Items =
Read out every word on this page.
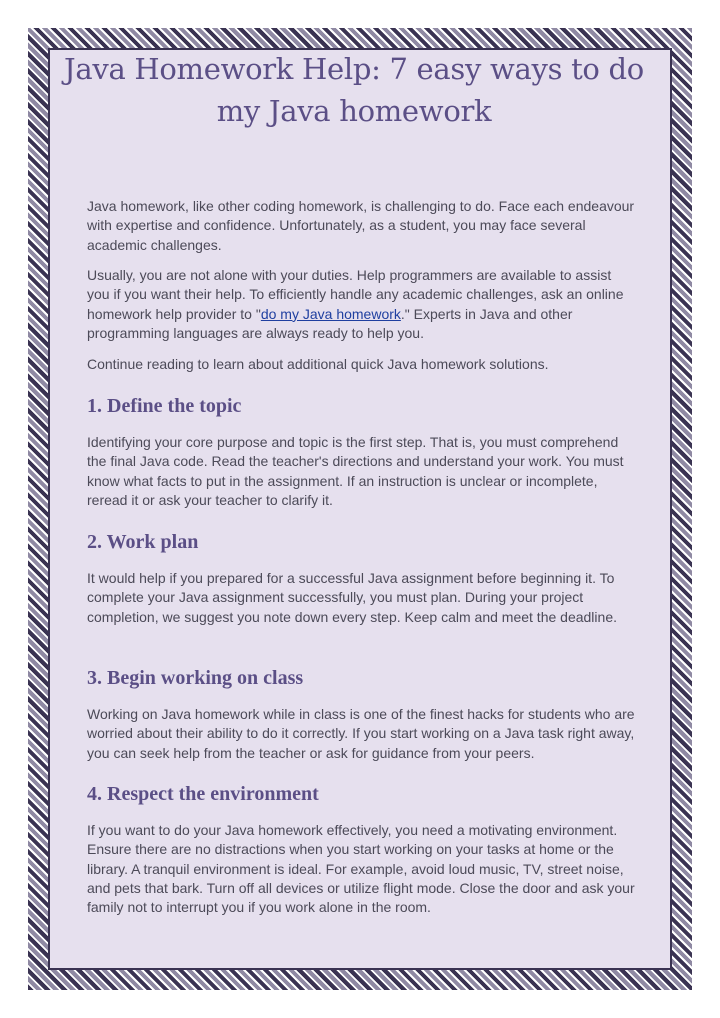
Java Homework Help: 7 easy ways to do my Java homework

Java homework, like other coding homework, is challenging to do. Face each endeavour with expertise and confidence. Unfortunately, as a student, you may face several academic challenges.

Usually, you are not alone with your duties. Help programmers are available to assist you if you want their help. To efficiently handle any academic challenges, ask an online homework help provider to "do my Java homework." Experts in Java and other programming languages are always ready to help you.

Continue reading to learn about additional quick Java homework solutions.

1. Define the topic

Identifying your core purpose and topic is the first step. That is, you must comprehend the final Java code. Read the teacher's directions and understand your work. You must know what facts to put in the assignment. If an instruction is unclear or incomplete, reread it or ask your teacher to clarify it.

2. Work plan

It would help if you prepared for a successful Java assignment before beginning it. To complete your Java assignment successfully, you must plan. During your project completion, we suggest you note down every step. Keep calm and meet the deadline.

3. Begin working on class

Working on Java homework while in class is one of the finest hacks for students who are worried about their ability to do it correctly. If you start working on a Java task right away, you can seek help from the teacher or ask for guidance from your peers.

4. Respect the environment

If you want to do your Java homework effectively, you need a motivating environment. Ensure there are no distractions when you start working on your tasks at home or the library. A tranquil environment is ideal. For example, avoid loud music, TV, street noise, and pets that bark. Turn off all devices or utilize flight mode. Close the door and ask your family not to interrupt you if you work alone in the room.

...

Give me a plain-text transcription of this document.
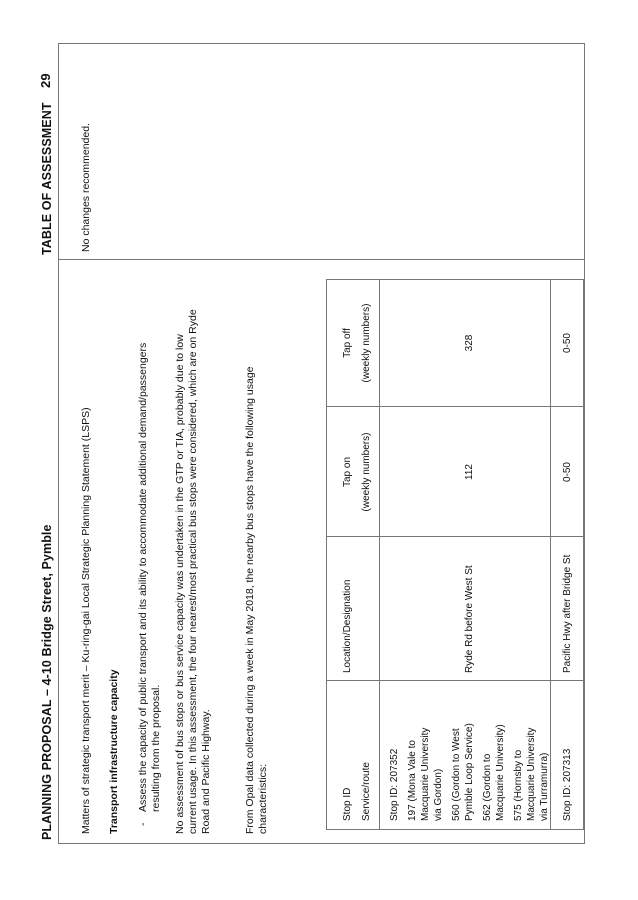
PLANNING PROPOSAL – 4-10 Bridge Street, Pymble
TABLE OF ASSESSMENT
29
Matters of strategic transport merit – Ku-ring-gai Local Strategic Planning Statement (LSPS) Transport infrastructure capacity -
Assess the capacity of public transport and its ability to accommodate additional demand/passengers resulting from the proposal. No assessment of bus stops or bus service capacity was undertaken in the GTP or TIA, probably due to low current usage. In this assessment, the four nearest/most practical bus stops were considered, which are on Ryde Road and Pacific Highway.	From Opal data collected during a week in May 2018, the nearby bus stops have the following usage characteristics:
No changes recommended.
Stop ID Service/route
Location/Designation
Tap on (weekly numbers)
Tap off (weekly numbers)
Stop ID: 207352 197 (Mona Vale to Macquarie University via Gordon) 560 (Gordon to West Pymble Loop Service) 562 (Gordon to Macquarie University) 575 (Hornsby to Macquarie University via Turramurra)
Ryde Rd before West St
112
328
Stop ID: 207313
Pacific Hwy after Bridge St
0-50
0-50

Instructions for the task =
Collect each line containing the string "class".

Reply to the task =
3. Begin working on class
Working on Java homework while in class is one of the finest hacks for students who are worried about their ability to do it correctly. If you start working on a Java task right away, you can seek help from the teacher or ask for guidance from your peers.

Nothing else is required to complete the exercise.